## Brief:
Locate the word "dzieci" in the data below, then copy every line that holds it.

--------------------

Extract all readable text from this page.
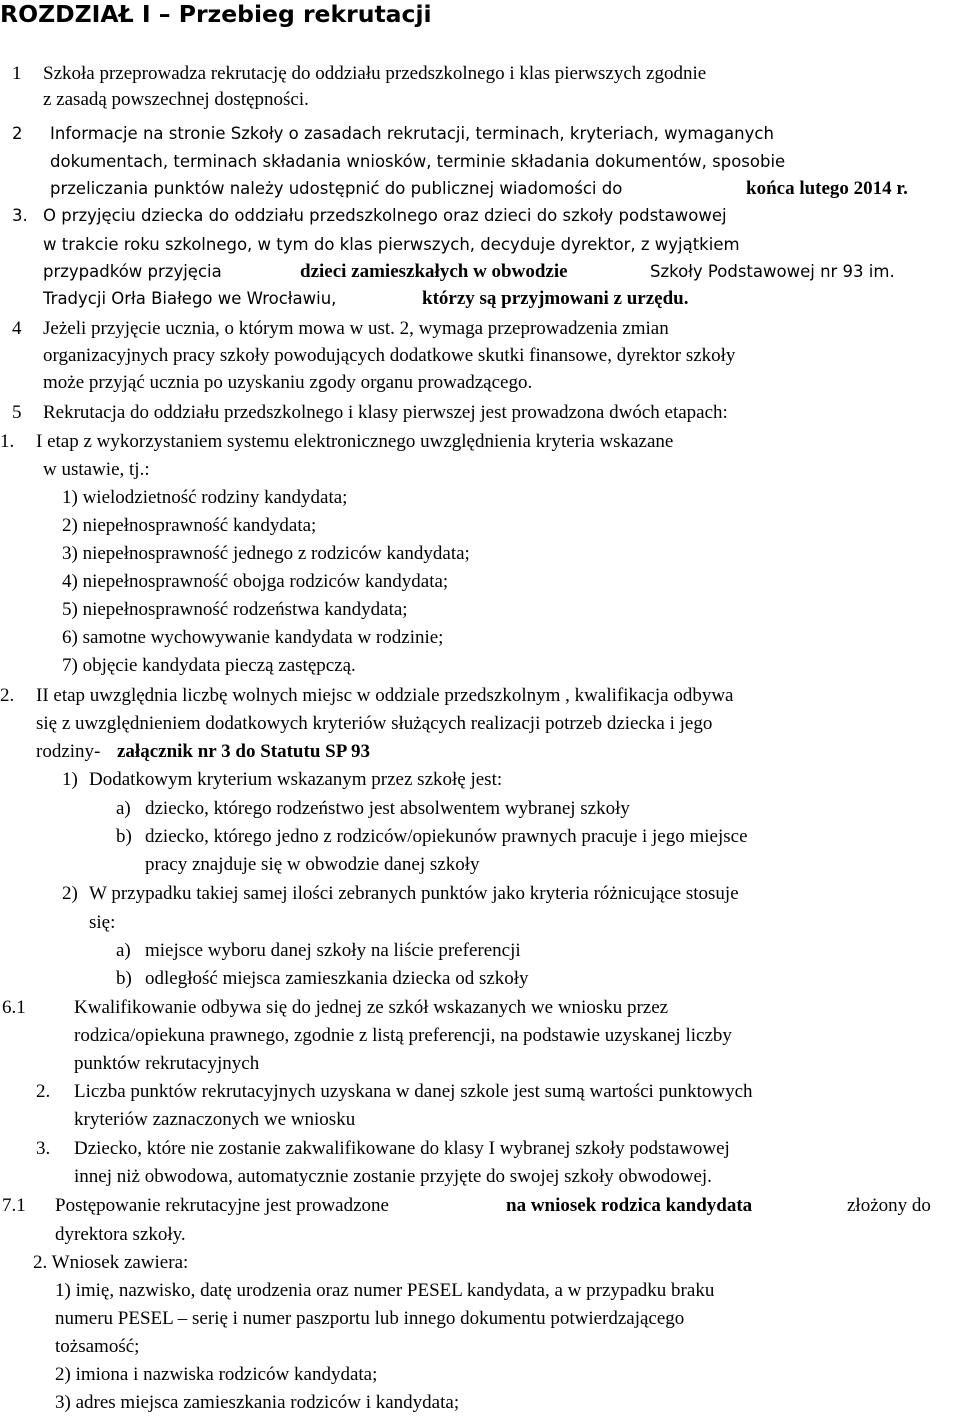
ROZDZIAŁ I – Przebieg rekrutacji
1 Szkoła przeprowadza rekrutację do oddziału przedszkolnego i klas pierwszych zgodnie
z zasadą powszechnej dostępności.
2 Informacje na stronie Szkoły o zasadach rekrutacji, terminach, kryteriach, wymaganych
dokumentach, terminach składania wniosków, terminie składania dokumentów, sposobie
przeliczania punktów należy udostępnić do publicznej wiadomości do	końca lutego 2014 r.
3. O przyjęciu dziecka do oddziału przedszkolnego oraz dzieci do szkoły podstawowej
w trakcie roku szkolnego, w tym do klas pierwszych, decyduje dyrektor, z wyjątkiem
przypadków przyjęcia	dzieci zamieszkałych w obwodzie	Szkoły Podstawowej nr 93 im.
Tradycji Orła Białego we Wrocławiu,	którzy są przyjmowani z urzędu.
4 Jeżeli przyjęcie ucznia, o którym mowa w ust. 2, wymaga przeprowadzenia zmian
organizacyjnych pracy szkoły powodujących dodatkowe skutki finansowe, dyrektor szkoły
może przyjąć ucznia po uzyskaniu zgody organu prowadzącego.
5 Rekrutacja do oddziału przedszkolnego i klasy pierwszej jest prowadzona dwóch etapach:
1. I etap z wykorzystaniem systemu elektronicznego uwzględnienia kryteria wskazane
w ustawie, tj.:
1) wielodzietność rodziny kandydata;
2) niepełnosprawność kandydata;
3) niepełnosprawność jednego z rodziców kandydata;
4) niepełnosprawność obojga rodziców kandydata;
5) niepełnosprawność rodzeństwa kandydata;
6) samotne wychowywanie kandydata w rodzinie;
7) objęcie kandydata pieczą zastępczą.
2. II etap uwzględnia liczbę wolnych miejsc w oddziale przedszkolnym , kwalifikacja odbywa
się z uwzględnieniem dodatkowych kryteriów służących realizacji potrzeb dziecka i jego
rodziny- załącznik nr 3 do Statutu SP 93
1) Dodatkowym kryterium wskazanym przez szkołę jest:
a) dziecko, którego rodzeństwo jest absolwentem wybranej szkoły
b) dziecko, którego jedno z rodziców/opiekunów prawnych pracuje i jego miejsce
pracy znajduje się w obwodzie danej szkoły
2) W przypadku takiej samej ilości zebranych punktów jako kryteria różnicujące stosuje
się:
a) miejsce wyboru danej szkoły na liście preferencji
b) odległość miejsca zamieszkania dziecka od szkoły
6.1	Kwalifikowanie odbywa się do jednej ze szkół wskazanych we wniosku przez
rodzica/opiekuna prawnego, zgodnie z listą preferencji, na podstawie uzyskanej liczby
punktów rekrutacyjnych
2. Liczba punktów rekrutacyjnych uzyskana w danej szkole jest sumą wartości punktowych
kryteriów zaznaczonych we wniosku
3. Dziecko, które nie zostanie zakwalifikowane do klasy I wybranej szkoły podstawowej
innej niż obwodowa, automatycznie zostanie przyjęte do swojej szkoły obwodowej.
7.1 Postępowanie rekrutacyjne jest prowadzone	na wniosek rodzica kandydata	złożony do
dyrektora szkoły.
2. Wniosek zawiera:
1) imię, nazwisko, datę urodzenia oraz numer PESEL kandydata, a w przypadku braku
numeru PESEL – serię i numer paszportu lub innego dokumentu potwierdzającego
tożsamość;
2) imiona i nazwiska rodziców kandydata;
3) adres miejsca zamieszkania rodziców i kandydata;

--------------------

## Response to the task:
3. O przyjęciu dziecka do oddziału przedszkolnego oraz dzieci do szkoły podstawowej
przypadków przyjęcia	dzieci zamieszkałych w obwodzie	Szkoły Podstawowej nr 93 im.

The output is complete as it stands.